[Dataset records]
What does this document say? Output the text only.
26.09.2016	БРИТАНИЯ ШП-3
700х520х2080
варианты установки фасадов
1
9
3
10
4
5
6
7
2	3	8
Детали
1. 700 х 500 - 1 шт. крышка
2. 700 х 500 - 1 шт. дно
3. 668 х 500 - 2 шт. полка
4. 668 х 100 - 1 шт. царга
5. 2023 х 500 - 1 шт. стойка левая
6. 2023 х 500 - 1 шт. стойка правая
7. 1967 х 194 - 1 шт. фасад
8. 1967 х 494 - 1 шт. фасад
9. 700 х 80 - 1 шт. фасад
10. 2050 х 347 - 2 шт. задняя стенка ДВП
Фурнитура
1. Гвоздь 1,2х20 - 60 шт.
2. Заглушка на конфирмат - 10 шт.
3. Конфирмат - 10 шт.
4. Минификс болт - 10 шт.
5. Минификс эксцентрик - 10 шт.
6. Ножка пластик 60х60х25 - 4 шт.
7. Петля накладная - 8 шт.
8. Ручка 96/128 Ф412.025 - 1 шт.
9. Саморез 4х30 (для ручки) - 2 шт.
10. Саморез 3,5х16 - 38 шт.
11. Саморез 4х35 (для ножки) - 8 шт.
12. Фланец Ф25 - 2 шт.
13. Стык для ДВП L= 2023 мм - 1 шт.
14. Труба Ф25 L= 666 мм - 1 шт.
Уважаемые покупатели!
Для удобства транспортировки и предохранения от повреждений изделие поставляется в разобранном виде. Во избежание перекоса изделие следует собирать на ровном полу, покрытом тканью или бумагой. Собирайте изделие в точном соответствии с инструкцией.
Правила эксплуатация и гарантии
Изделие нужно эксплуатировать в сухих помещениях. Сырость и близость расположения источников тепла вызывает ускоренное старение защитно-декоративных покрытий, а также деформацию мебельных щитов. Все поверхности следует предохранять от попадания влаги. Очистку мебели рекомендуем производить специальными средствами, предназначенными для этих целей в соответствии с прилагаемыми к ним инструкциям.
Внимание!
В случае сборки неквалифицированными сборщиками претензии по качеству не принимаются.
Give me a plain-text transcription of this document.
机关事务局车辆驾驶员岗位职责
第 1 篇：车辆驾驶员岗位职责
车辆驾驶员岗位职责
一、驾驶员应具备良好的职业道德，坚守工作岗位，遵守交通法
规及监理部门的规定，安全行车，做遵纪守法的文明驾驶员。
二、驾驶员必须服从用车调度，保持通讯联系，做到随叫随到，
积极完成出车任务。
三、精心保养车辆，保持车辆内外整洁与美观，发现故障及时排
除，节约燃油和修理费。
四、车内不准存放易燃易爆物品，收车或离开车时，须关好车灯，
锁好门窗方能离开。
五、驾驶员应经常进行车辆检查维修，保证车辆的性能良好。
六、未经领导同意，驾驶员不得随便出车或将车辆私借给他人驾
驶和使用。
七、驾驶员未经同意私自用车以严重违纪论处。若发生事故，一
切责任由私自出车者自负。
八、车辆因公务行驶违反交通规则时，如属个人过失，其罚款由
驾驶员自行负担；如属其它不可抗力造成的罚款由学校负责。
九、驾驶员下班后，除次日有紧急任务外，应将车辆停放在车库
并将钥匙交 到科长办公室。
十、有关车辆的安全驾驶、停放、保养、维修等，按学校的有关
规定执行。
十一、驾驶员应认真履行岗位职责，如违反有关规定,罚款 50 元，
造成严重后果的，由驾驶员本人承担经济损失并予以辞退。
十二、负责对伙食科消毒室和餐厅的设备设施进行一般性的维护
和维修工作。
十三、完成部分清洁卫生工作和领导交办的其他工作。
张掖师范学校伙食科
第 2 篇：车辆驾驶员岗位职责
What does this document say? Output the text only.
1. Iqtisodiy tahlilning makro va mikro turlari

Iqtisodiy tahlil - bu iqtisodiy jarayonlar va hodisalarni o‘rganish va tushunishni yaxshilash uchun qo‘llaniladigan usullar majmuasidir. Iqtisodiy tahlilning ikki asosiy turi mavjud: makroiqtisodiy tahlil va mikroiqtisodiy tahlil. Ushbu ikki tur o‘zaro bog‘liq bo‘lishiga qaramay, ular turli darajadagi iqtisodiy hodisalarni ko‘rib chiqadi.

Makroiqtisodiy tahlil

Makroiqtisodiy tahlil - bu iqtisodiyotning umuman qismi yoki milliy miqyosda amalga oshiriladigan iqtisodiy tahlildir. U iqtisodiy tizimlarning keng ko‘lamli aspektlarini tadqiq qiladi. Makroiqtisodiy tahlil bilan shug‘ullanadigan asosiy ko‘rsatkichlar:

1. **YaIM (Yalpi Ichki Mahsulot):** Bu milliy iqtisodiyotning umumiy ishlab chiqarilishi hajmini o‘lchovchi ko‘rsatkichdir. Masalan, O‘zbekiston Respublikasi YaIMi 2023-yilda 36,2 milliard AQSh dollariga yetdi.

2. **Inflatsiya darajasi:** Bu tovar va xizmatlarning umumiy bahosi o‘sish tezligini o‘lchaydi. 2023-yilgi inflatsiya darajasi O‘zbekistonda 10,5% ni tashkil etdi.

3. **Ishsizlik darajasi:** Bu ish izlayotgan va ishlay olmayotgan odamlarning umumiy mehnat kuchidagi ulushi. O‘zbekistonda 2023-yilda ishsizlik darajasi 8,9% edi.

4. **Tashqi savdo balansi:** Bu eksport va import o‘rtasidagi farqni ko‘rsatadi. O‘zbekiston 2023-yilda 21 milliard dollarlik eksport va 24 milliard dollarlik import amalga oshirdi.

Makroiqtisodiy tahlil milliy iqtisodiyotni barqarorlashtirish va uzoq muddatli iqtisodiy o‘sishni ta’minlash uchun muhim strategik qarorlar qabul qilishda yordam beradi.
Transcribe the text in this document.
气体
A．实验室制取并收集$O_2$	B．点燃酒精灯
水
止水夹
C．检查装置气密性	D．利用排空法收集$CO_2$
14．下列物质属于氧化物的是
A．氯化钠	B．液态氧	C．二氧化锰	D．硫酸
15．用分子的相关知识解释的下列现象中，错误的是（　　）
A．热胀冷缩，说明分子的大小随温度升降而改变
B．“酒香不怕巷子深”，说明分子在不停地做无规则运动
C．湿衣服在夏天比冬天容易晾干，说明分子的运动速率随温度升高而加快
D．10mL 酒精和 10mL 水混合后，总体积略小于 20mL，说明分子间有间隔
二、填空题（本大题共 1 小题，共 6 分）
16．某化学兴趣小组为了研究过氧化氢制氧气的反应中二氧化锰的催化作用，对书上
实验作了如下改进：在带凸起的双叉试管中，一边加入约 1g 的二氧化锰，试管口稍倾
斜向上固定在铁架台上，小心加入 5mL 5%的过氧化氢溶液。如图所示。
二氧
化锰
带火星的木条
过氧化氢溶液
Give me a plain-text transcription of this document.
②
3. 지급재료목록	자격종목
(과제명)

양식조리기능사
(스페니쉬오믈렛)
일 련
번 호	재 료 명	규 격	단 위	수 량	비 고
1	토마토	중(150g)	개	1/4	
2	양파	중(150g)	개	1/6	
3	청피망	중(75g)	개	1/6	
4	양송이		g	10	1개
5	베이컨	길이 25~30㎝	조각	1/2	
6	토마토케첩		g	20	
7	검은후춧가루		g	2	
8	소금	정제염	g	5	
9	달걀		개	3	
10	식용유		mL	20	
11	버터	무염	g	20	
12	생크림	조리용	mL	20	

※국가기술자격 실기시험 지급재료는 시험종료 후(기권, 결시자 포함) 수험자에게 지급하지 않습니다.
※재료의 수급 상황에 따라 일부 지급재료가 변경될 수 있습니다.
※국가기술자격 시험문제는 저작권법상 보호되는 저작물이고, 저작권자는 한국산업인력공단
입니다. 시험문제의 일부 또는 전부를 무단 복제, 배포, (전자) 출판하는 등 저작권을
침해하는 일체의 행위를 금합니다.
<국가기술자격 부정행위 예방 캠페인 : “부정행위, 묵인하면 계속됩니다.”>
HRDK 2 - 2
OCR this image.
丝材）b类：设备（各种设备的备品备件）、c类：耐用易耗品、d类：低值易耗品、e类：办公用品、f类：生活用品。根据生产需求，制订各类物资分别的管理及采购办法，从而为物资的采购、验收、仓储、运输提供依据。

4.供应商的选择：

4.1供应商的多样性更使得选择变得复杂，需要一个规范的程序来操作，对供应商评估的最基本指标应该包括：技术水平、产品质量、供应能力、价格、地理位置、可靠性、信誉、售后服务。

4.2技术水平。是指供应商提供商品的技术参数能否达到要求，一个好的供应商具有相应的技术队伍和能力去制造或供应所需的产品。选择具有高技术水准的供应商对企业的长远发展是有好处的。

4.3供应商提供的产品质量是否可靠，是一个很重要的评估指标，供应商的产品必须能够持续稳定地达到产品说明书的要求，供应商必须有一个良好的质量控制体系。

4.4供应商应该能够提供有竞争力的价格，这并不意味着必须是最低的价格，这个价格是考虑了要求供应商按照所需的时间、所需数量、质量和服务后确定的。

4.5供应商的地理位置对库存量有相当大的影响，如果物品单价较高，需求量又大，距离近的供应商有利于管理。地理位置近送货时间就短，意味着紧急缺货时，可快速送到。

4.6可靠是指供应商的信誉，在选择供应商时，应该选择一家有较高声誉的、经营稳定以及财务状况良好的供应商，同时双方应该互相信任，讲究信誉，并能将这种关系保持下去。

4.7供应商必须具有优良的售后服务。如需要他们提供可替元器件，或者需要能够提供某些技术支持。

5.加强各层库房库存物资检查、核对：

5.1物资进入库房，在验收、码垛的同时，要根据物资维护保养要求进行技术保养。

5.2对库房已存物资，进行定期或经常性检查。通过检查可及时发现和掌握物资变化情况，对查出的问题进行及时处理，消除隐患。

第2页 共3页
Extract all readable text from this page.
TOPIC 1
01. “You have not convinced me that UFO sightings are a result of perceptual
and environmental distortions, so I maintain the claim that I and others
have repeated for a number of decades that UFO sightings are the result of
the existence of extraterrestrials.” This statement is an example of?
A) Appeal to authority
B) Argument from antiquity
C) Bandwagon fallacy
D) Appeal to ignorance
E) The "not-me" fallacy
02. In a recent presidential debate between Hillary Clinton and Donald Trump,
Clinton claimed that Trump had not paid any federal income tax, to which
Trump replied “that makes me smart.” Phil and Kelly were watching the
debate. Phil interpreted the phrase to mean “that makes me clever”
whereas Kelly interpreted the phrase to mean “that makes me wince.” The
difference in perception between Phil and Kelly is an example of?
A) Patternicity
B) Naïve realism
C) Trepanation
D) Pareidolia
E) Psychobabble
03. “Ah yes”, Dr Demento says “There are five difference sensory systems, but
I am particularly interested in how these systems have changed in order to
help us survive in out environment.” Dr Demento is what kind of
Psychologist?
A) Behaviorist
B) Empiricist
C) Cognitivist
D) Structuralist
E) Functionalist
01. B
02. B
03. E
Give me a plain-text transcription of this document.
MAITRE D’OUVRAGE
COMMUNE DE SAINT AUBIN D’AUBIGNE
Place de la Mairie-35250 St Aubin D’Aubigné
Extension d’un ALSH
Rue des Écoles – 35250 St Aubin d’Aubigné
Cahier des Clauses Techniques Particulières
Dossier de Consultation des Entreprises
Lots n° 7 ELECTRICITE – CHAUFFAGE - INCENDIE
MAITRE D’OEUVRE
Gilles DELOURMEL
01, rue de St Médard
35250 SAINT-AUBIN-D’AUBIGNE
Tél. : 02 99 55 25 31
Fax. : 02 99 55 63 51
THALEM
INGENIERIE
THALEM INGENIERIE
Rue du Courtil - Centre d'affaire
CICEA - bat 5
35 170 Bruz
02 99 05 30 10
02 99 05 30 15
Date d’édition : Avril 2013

## Do this
Look through the entries above; copy every line holding the string "국가기술자격".

## Worked answer
※국가기술자격 실기시험 지급재료는 시험종료 후(기권, 결시자 포함) 수험자에게 지급하지 않습니다.
※국가기술자격 시험문제는 저작권법상 보호되는 저작물이고, 저작권자는 한국산업인력공단
<국가기술자격 부정행위 예방 캠페인 : “부정행위, 묵인하면 계속됩니다.”>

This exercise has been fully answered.